--- START OF AVAILABLE DATA ---

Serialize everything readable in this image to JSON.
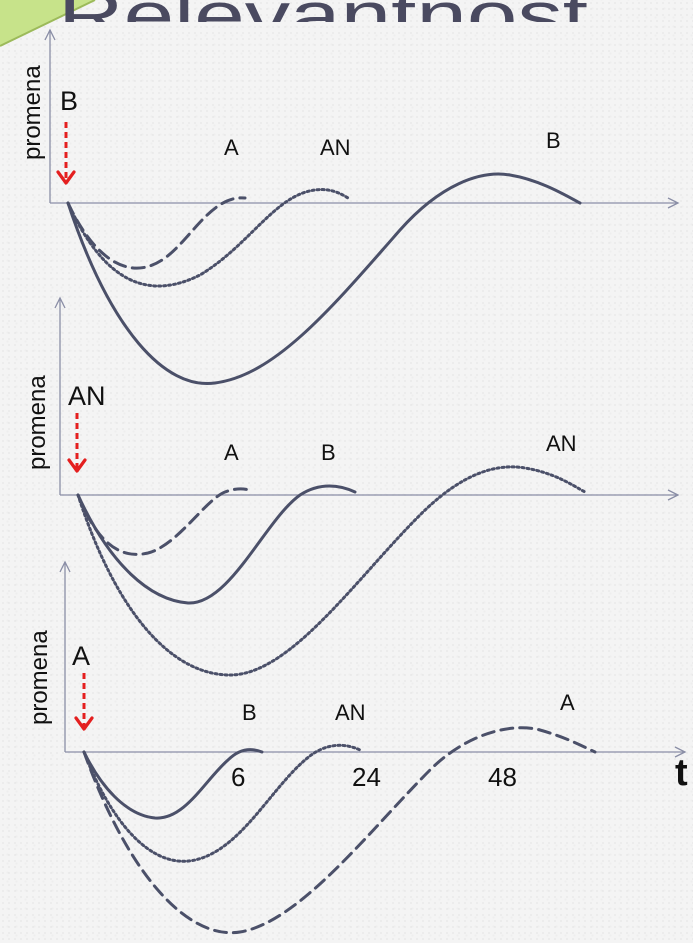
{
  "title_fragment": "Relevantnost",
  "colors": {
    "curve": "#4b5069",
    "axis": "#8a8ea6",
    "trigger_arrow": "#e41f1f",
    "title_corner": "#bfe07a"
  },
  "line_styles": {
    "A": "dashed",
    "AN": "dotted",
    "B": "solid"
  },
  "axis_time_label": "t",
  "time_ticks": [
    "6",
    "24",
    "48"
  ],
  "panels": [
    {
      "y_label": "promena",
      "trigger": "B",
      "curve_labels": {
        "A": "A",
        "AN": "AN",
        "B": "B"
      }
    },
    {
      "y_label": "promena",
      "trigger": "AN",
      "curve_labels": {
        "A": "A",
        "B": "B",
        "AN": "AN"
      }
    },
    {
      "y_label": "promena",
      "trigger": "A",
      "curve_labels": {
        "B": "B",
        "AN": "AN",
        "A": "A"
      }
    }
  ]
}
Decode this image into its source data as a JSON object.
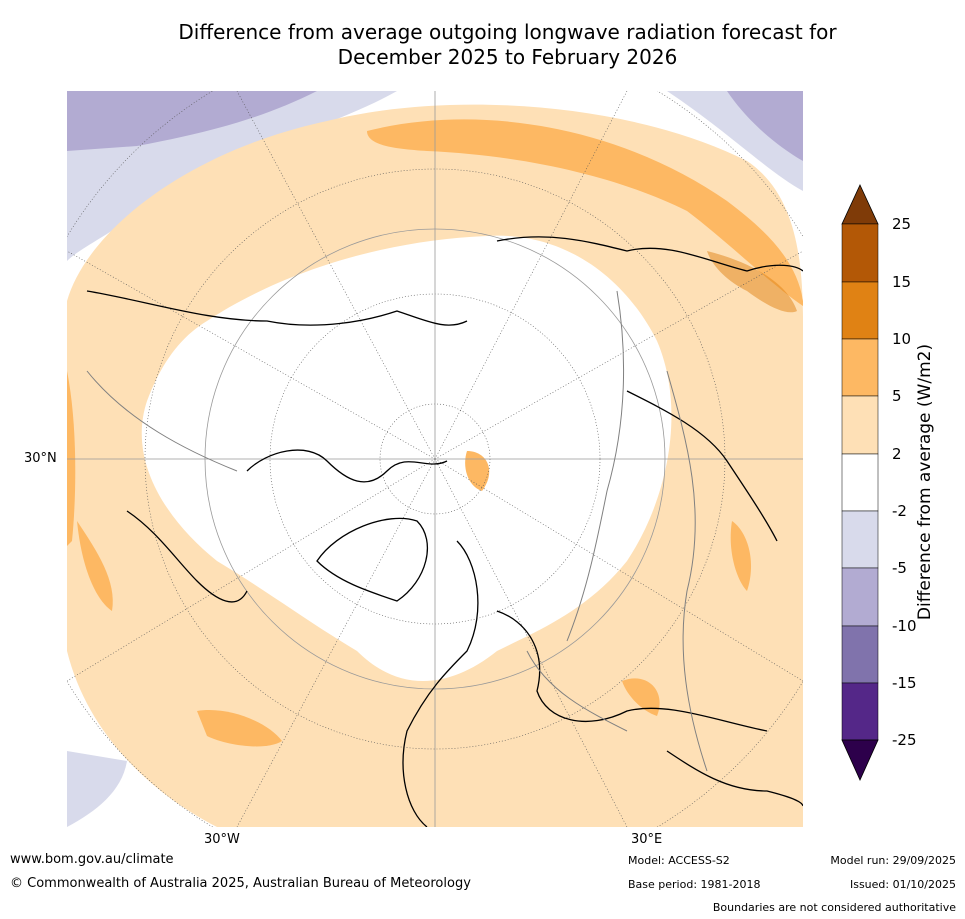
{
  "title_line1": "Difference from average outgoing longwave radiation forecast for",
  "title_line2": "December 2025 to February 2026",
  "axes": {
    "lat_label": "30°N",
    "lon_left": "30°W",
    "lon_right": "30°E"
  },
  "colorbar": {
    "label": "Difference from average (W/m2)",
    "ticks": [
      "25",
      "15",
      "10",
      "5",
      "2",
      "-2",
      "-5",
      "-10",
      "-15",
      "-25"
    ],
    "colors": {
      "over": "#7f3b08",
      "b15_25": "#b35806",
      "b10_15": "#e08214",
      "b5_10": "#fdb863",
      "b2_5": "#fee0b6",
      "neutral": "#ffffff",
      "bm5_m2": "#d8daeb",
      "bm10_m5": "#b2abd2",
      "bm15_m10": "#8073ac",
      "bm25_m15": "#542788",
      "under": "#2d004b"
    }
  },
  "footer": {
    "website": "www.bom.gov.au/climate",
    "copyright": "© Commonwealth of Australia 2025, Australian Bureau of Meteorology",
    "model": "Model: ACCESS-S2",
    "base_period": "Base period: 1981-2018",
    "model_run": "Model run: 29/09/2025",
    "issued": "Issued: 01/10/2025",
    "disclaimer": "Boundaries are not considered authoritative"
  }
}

--- END OF AVAILABLE DATA ---

DIRECTIONS
Give the entries again without a single change, but with no pictures.

RESULT
Serialize everything readable in this image to JSON.
{
  "title_fragment": "Relevantnost",
  "colors": {
    "curve": "#4b5069",
    "axis": "#8a8ea6",
    "trigger_arrow": "#e41f1f",
    "title_corner": "#bfe07a"
  },
  "line_styles": {
    "A": "dashed",
    "AN": "dotted",
    "B": "solid"
  },
  "axis_time_label": "t",
  "time_ticks": [
    "6",
    "24",
    "48"
  ],
  "panels": [
    {
      "y_label": "promena",
      "trigger": "B",
      "curve_labels": {
        "A": "A",
        "AN": "AN",
        "B": "B"
      }
    },
    {
      "y_label": "promena",
      "trigger": "AN",
      "curve_labels": {
        "A": "A",
        "B": "B",
        "AN": "AN"
      }
    },
    {
      "y_label": "promena",
      "trigger": "A",
      "curve_labels": {
        "B": "B",
        "AN": "AN",
        "A": "A"
      }
    }
  ]
}
Decode this image into its source data as a JSON object.
{
  "title_line1": "Difference from average outgoing longwave radiation forecast for",
  "title_line2": "December 2025 to February 2026",
  "axes": {
    "lat_label": "30°N",
    "lon_left": "30°W",
    "lon_right": "30°E"
  },
  "colorbar": {
    "label": "Difference from average (W/m2)",
    "ticks": [
      "25",
      "15",
      "10",
      "5",
      "2",
      "-2",
      "-5",
      "-10",
      "-15",
      "-25"
    ],
    "colors": {
      "over": "#7f3b08",
      "b15_25": "#b35806",
      "b10_15": "#e08214",
      "b5_10": "#fdb863",
      "b2_5": "#fee0b6",
      "neutral": "#ffffff",
      "bm5_m2": "#d8daeb",
      "bm10_m5": "#b2abd2",
      "bm15_m10": "#8073ac",
      "bm25_m15": "#542788",
      "under": "#2d004b"
    }
  },
  "footer": {
    "website": "www.bom.gov.au/climate",
    "copyright": "© Commonwealth of Australia 2025, Australian Bureau of Meteorology",
    "model": "Model: ACCESS-S2",
    "base_period": "Base period: 1981-2018",
    "model_run": "Model run: 29/09/2025",
    "issued": "Issued: 01/10/2025",
    "disclaimer": "Boundaries are not considered authoritative"
  }
}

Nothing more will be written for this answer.